GIVEN REQUEST. Determine how many lines in the data below contain "ffffff" and write only that number.

(Figure collection entries)
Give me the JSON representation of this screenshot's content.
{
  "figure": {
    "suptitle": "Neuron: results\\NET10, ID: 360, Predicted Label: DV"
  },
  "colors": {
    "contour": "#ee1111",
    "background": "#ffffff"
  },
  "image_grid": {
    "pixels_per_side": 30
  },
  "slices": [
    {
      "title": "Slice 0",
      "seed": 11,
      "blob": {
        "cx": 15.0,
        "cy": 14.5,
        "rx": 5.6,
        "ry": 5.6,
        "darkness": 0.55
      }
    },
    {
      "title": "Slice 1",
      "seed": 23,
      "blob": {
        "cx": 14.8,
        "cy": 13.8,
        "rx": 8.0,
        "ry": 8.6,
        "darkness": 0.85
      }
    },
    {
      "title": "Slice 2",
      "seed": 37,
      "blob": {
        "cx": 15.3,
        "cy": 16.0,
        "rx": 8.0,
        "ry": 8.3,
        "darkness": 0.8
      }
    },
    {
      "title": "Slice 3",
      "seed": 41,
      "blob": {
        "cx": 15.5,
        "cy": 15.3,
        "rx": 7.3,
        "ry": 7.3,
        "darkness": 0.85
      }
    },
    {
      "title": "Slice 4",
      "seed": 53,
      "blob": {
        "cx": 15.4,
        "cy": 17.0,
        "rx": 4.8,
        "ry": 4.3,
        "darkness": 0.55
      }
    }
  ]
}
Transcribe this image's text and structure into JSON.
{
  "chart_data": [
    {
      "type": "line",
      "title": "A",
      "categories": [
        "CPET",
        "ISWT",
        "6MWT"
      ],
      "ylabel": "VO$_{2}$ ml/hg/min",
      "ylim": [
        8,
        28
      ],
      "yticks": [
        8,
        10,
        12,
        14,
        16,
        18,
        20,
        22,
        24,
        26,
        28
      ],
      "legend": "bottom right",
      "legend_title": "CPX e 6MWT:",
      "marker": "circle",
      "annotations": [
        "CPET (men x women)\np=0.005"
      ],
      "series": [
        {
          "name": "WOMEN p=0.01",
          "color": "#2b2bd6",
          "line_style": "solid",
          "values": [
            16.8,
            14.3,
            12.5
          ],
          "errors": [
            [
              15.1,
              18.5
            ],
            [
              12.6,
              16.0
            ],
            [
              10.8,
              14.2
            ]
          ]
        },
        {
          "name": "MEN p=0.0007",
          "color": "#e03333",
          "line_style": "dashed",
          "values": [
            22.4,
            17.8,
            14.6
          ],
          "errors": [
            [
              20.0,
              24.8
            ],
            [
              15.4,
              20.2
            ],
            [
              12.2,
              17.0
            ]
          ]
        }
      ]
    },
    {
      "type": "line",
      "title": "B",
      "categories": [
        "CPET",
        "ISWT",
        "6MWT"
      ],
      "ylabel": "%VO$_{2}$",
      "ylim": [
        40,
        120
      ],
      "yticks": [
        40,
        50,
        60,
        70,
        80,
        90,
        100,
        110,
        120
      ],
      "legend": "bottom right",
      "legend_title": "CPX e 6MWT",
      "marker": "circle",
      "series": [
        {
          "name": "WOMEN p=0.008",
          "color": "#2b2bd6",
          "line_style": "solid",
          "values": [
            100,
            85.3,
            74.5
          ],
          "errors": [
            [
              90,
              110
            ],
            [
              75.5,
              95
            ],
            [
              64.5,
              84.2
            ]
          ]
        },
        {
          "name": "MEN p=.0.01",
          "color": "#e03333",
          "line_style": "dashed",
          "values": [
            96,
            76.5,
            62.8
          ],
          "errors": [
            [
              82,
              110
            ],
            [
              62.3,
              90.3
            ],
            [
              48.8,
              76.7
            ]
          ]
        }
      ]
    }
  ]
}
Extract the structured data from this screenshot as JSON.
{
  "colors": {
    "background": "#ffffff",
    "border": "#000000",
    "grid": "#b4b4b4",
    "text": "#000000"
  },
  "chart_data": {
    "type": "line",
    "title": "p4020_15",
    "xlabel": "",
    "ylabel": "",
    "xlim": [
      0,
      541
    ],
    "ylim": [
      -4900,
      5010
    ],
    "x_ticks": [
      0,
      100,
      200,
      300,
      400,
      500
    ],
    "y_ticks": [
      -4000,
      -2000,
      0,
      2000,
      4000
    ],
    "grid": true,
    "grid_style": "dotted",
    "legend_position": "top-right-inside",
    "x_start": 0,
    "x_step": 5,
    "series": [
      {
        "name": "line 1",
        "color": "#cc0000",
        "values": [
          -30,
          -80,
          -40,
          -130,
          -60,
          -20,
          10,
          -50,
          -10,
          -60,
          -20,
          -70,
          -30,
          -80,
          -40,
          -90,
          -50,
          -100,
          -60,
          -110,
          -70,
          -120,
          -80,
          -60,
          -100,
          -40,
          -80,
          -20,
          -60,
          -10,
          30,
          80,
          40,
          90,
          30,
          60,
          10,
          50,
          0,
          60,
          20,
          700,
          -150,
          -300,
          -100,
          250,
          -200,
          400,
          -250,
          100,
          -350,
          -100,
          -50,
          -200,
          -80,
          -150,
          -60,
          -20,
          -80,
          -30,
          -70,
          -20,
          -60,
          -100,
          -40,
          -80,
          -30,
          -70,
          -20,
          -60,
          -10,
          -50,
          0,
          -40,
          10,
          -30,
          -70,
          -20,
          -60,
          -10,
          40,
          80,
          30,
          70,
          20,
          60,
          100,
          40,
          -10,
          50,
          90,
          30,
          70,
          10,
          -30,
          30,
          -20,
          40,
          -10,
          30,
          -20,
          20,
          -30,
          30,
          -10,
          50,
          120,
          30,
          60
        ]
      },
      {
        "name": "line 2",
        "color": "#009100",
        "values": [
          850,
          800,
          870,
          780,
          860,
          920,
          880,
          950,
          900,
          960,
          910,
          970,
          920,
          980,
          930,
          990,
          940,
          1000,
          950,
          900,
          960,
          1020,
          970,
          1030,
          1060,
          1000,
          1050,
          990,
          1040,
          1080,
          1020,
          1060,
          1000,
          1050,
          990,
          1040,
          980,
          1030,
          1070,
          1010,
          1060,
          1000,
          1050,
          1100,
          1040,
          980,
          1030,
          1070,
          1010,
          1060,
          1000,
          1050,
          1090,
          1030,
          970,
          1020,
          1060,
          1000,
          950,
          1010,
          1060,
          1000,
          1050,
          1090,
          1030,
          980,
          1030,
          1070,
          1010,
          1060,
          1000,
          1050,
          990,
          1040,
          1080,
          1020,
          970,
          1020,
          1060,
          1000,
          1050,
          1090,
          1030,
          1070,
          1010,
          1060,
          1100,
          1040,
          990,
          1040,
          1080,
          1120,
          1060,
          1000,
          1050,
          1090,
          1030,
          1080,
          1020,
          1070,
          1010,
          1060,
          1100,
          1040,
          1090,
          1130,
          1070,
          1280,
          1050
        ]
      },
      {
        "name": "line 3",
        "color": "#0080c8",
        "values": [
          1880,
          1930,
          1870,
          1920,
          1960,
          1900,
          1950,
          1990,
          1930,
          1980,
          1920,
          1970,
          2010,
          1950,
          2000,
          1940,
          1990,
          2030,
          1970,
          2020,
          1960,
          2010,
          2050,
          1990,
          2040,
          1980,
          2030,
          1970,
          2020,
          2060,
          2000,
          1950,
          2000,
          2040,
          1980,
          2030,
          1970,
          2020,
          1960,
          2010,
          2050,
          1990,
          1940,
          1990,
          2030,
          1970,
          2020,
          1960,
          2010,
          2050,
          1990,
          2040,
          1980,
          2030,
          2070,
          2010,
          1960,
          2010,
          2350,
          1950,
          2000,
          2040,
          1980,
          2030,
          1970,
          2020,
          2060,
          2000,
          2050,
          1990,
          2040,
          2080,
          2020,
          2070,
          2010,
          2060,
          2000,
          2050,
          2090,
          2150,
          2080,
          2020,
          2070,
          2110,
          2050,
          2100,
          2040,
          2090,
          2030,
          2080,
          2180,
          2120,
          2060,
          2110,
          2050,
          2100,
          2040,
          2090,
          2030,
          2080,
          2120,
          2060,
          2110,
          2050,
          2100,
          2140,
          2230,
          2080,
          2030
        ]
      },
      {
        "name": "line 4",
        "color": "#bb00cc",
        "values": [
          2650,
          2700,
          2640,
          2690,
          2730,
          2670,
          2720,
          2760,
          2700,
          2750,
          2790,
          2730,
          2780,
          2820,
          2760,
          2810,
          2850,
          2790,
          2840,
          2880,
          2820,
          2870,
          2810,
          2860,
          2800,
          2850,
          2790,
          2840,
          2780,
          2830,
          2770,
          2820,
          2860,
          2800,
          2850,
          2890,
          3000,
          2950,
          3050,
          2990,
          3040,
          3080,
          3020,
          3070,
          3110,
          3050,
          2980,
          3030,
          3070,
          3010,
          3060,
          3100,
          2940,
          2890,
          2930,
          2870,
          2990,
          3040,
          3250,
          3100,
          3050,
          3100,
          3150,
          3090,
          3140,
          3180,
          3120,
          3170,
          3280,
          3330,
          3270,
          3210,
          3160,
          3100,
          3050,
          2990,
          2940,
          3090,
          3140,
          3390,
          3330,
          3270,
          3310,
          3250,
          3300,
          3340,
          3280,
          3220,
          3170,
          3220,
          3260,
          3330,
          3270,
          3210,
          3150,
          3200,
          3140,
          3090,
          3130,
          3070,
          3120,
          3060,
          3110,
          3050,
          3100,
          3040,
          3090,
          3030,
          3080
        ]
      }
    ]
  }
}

WRITTEN REPLY. 2